Repeat all the records exactly, omitting pictures.

================================

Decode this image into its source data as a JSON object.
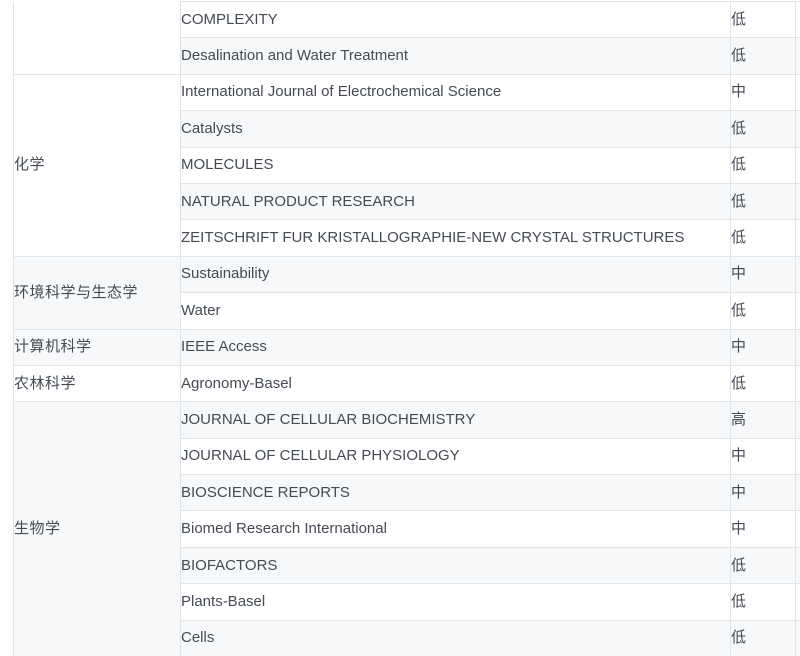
{
  "colors": {
    "row_alt_background": "#f7f8f9",
    "row_background": "#ffffff",
    "border": "#e2e5e8",
    "text": "#454b55"
  },
  "levels_legend": [
    "低",
    "中",
    "高"
  ],
  "table": {
    "groups": [
      {
        "category": "",
        "rows": [
          {
            "journal": "COMPLEXITY",
            "level": "低"
          },
          {
            "journal": "Desalination and Water Treatment",
            "level": "低"
          }
        ]
      },
      {
        "category": "化学",
        "rows": [
          {
            "journal": "International Journal of Electrochemical Science",
            "level": "中"
          },
          {
            "journal": "Catalysts",
            "level": "低"
          },
          {
            "journal": "MOLECULES",
            "level": "低"
          },
          {
            "journal": "NATURAL PRODUCT RESEARCH",
            "level": "低"
          },
          {
            "journal": "ZEITSCHRIFT FUR KRISTALLOGRAPHIE-NEW CRYSTAL STRUCTURES",
            "level": "低"
          }
        ]
      },
      {
        "category": "环境科学与生态学",
        "rows": [
          {
            "journal": "Sustainability",
            "level": "中"
          },
          {
            "journal": "Water",
            "level": "低"
          }
        ]
      },
      {
        "category": "计算机科学",
        "rows": [
          {
            "journal": "IEEE Access",
            "level": "中"
          }
        ]
      },
      {
        "category": "农林科学",
        "rows": [
          {
            "journal": "Agronomy-Basel",
            "level": "低"
          }
        ]
      },
      {
        "category": "生物学",
        "rows": [
          {
            "journal": "JOURNAL OF CELLULAR BIOCHEMISTRY",
            "level": "高"
          },
          {
            "journal": "JOURNAL OF CELLULAR PHYSIOLOGY",
            "level": "中"
          },
          {
            "journal": "BIOSCIENCE REPORTS",
            "level": "中"
          },
          {
            "journal": "Biomed Research International",
            "level": "中"
          },
          {
            "journal": "BIOFACTORS",
            "level": "低"
          },
          {
            "journal": "Plants-Basel",
            "level": "低"
          },
          {
            "journal": "Cells",
            "level": "低"
          }
        ]
      }
    ]
  }
}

================================

:: CORRECT RESULT ::
Decode this image into its source data as a JSON object.
{
  "colors": {
    "row_alt_background": "#f7f8f9",
    "row_background": "#ffffff",
    "border": "#e2e5e8",
    "text": "#454b55"
  },
  "levels_legend": [
    "低",
    "中",
    "高"
  ],
  "table": {
    "groups": [
      {
        "category": "",
        "rows": [
          {
            "journal": "COMPLEXITY",
            "level": "低"
          },
          {
            "journal": "Desalination and Water Treatment",
            "level": "低"
          }
        ]
      },
      {
        "category": "化学",
        "rows": [
          {
            "journal": "International Journal of Electrochemical Science",
            "level": "中"
          },
          {
            "journal": "Catalysts",
            "level": "低"
          },
          {
            "journal": "MOLECULES",
            "level": "低"
          },
          {
            "journal": "NATURAL PRODUCT RESEARCH",
            "level": "低"
          },
          {
            "journal": "ZEITSCHRIFT FUR KRISTALLOGRAPHIE-NEW CRYSTAL STRUCTURES",
            "level": "低"
          }
        ]
      },
      {
        "category": "环境科学与生态学",
        "rows": [
          {
            "journal": "Sustainability",
            "level": "中"
          },
          {
            "journal": "Water",
            "level": "低"
          }
        ]
      },
      {
        "category": "计算机科学",
        "rows": [
          {
            "journal": "IEEE Access",
            "level": "中"
          }
        ]
      },
      {
        "category": "农林科学",
        "rows": [
          {
            "journal": "Agronomy-Basel",
            "level": "低"
          }
        ]
      },
      {
        "category": "生物学",
        "rows": [
          {
            "journal": "JOURNAL OF CELLULAR BIOCHEMISTRY",
            "level": "高"
          },
          {
            "journal": "JOURNAL OF CELLULAR PHYSIOLOGY",
            "level": "中"
          },
          {
            "journal": "BIOSCIENCE REPORTS",
            "level": "中"
          },
          {
            "journal": "Biomed Research International",
            "level": "中"
          },
          {
            "journal": "BIOFACTORS",
            "level": "低"
          },
          {
            "journal": "Plants-Basel",
            "level": "低"
          },
          {
            "journal": "Cells",
            "level": "低"
          }
        ]
      }
    ]
  }
}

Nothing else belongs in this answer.